Some lines of these records may hold the word "name"; state how many, using only the number.

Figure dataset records

---+---

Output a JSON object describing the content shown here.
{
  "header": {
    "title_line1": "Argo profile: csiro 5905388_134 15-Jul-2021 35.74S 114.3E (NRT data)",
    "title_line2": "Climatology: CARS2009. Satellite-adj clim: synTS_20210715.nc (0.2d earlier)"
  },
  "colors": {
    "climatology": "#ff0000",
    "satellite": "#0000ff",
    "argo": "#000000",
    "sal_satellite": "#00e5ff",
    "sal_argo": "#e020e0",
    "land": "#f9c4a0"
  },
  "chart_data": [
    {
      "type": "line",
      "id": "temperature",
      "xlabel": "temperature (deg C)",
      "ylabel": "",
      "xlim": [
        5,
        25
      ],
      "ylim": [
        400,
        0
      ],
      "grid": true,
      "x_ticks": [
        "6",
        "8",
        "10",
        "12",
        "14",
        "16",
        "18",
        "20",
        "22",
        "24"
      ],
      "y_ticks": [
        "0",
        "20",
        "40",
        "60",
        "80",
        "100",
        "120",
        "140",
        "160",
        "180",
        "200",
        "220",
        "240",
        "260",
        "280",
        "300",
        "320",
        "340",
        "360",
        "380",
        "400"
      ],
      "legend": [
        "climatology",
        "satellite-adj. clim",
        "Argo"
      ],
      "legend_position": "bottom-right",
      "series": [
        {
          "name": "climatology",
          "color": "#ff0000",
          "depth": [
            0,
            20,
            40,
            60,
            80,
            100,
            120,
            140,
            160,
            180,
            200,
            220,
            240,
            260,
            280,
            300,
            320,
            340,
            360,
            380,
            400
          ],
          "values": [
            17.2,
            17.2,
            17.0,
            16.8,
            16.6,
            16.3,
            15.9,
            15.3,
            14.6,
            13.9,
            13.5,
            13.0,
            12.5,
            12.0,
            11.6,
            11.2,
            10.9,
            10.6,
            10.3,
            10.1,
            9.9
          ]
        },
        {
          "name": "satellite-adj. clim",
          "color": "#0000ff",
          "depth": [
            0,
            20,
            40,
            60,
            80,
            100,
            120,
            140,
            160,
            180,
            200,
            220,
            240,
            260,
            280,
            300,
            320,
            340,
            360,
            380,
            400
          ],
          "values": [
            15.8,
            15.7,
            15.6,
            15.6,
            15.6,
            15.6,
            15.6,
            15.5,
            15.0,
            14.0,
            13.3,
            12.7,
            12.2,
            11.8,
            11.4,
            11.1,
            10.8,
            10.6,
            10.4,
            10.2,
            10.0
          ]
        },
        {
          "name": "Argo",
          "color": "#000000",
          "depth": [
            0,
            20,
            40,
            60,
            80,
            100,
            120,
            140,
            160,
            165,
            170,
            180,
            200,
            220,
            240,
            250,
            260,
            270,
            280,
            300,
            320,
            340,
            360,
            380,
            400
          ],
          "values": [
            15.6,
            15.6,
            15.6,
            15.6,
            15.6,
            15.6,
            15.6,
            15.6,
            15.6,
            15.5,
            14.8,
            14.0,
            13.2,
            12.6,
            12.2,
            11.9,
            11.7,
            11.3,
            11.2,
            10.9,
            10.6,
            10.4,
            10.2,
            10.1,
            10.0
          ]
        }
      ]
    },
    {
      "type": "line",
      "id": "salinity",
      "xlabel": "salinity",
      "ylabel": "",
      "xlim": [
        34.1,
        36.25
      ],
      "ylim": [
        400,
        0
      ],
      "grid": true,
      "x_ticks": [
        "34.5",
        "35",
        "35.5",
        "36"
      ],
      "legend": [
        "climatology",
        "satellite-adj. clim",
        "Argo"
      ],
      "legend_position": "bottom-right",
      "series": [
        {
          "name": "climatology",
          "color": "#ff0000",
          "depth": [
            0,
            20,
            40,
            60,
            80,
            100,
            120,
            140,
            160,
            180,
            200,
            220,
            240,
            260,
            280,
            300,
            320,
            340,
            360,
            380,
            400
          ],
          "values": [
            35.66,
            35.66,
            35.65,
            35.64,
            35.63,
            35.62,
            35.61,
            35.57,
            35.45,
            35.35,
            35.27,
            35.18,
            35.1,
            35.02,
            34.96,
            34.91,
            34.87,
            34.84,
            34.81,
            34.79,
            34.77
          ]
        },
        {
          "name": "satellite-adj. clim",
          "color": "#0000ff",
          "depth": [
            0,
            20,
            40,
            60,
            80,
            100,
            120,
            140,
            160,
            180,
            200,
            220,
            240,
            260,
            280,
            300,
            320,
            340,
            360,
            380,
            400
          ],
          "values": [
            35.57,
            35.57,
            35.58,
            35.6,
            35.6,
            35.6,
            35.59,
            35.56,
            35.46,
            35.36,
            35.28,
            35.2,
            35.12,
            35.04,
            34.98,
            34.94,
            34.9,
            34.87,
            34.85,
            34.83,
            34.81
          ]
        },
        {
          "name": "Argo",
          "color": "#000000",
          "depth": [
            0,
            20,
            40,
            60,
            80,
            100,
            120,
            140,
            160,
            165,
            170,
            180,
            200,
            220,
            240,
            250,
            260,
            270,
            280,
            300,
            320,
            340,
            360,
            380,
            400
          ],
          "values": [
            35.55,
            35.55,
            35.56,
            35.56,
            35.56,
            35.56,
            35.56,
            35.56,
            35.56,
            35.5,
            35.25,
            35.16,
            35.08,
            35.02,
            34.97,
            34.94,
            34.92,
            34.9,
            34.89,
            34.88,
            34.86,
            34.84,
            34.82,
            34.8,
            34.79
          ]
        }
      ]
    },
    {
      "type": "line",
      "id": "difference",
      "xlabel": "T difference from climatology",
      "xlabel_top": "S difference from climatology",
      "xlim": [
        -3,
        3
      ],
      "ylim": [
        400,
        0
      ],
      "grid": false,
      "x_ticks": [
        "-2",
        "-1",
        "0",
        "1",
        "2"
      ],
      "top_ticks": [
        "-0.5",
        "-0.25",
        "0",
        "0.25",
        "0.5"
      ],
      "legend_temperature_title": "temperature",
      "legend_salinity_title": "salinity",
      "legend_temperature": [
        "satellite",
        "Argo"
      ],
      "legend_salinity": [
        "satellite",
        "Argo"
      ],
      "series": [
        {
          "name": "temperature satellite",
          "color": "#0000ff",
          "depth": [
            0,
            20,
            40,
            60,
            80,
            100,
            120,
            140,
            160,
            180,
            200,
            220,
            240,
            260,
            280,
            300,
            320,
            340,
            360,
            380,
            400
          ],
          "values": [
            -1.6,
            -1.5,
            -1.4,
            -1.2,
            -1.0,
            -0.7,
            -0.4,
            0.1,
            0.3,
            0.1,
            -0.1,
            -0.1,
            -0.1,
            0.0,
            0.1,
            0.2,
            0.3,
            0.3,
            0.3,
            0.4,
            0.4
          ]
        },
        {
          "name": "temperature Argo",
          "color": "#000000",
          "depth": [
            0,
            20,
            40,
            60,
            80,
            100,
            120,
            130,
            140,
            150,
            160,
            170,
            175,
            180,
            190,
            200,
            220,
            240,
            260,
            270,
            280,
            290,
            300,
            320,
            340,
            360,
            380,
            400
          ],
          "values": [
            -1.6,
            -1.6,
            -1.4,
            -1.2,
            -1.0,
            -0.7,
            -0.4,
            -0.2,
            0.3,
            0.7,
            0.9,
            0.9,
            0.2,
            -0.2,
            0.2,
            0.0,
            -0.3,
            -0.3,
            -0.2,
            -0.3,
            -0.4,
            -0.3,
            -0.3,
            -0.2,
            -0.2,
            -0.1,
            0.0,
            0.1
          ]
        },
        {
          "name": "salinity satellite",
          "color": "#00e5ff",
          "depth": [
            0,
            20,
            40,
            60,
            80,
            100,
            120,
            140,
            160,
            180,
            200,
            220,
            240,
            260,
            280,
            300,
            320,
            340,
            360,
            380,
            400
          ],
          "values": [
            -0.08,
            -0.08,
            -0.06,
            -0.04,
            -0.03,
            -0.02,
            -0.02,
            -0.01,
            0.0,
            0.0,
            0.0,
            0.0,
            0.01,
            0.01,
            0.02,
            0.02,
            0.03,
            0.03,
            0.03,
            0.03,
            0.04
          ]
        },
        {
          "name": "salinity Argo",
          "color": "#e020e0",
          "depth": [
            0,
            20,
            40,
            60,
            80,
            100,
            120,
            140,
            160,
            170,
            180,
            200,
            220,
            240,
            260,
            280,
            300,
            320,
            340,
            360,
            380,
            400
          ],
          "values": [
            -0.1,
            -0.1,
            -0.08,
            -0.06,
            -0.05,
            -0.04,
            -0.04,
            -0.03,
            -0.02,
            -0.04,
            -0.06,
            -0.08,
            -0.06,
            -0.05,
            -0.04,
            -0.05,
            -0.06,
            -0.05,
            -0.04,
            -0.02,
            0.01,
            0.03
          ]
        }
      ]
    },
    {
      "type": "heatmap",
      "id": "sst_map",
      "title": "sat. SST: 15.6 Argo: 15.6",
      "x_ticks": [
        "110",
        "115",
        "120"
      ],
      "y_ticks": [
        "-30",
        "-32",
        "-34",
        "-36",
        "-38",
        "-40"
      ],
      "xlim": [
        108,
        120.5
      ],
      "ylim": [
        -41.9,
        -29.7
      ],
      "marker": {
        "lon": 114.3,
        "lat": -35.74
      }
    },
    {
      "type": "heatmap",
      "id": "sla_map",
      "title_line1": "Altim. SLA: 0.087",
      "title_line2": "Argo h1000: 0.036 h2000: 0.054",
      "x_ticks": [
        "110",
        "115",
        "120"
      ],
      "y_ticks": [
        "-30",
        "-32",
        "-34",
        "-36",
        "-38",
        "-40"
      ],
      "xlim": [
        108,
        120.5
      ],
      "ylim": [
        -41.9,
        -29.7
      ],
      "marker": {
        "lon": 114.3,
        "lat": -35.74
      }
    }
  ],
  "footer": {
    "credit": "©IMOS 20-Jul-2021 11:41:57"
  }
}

---+---

**FINISHED EXERCISE:** 10